All the data should come back exactly as it was given.

→ **Records to process**:
[BEGIN]

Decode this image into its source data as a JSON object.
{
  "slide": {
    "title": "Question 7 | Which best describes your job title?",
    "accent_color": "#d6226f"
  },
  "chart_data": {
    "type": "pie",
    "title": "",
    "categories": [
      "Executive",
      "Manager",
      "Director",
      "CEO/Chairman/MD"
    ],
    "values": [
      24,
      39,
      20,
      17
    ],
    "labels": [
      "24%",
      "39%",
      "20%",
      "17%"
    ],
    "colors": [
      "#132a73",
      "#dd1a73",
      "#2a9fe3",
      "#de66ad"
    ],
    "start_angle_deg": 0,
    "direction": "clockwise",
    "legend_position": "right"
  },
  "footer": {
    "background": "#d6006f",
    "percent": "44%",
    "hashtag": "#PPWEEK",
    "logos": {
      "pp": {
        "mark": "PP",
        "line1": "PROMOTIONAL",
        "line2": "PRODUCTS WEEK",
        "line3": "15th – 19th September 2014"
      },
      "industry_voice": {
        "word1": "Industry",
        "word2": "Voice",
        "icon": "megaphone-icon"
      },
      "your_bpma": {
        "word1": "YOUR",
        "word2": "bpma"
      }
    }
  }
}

[END]

→ **Solved problem**:
Decode this image into its source data as a JSON object.
{
  "slide": {
    "title": "Question 7 | Which best describes your job title?",
    "accent_color": "#d6226f"
  },
  "chart_data": {
    "type": "pie",
    "title": "",
    "categories": [
      "Executive",
      "Manager",
      "Director",
      "CEO/Chairman/MD"
    ],
    "values": [
      24,
      39,
      20,
      17
    ],
    "labels": [
      "24%",
      "39%",
      "20%",
      "17%"
    ],
    "colors": [
      "#132a73",
      "#dd1a73",
      "#2a9fe3",
      "#de66ad"
    ],
    "start_angle_deg": 0,
    "direction": "clockwise",
    "legend_position": "right"
  },
  "footer": {
    "background": "#d6006f",
    "percent": "44%",
    "hashtag": "#PPWEEK",
    "logos": {
      "pp": {
        "mark": "PP",
        "line1": "PROMOTIONAL",
        "line2": "PRODUCTS WEEK",
        "line3": "15th – 19th September 2014"
      },
      "industry_voice": {
        "word1": "Industry",
        "word2": "Voice",
        "icon": "megaphone-icon"
      },
      "your_bpma": {
        "word1": "YOUR",
        "word2": "bpma"
      }
    }
  }
}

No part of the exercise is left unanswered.